[START OF Records for processing]
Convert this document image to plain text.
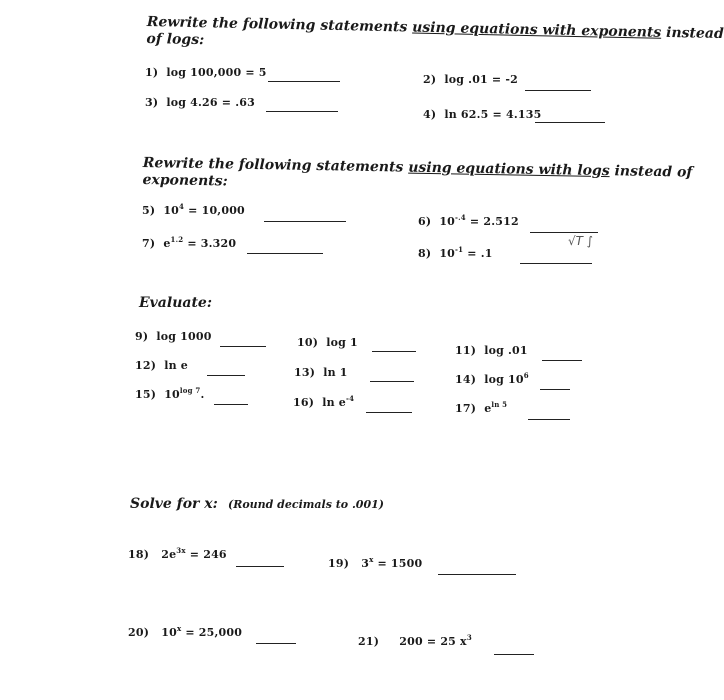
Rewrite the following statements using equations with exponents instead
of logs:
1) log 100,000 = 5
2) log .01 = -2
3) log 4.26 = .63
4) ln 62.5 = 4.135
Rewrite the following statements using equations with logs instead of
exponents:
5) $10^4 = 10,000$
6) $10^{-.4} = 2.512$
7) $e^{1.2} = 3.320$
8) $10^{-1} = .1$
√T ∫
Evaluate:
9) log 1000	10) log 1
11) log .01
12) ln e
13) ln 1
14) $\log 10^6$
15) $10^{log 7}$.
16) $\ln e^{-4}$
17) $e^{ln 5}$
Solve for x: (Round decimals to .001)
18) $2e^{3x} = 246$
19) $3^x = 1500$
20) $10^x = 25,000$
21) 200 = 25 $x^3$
[END OF Records for processing]
[START OF Records for processing]
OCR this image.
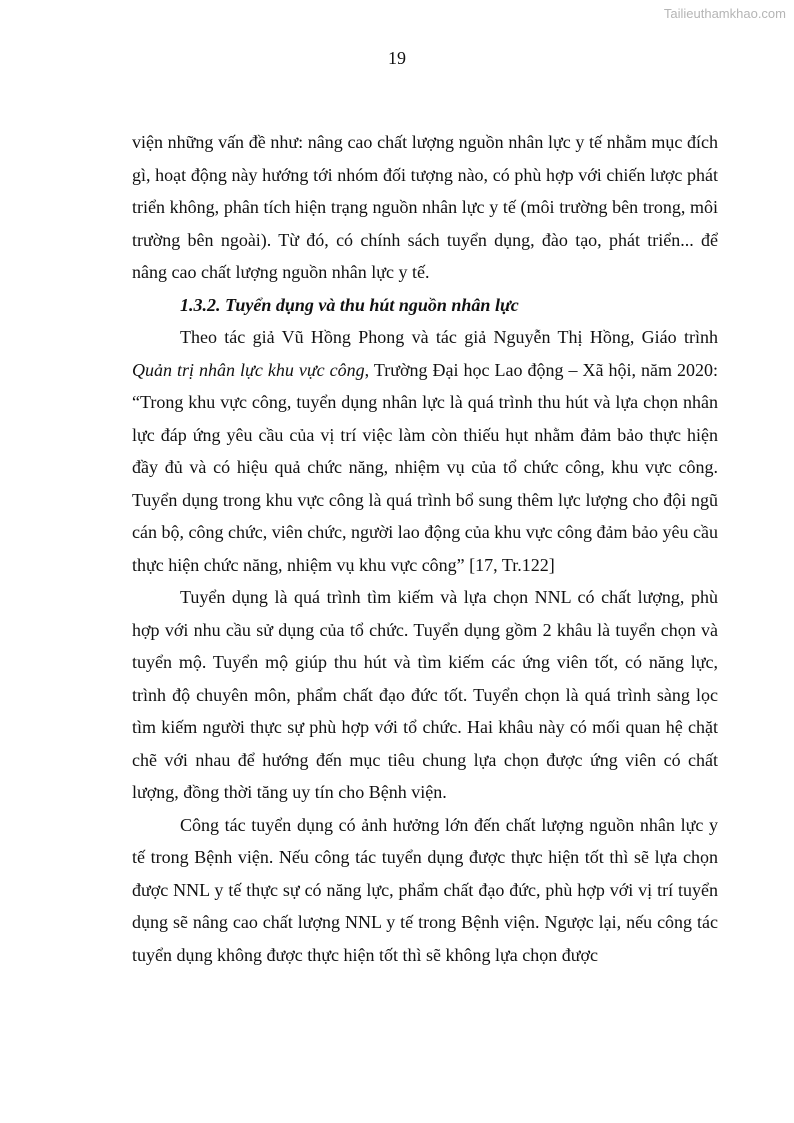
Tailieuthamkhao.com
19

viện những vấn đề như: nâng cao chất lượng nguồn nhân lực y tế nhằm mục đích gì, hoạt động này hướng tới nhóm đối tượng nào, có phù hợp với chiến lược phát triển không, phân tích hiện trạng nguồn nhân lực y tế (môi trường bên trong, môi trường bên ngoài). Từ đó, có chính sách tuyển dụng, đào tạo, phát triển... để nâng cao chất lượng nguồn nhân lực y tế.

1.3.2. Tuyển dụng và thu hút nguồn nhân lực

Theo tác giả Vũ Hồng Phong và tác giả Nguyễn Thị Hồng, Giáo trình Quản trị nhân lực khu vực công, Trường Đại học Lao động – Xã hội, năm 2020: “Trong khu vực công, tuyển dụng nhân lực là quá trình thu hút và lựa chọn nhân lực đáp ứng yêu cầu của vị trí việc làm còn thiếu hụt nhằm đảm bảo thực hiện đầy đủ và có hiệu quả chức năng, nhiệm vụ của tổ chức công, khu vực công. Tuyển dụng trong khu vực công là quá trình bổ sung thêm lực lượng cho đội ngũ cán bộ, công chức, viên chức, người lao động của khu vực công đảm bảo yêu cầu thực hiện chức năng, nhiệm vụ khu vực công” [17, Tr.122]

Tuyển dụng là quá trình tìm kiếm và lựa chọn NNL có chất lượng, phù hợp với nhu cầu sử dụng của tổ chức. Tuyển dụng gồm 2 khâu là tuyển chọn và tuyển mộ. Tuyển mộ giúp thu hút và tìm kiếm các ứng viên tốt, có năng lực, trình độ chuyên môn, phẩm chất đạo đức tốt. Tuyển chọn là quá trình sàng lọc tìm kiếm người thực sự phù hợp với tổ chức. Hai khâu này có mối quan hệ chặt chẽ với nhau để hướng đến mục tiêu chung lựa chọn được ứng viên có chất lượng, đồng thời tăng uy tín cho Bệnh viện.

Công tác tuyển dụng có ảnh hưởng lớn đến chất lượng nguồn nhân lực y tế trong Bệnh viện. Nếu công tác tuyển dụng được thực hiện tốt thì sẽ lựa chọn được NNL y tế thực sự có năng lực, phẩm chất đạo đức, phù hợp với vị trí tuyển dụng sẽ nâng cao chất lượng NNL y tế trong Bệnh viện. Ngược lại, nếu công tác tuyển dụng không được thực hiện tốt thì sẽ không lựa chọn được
[END OF Records for processing]
◆ Work instructions
In the listing above, locate each line with "image" and copy it.

◆ Task response
Convert this document image to plain text.
OCR this image.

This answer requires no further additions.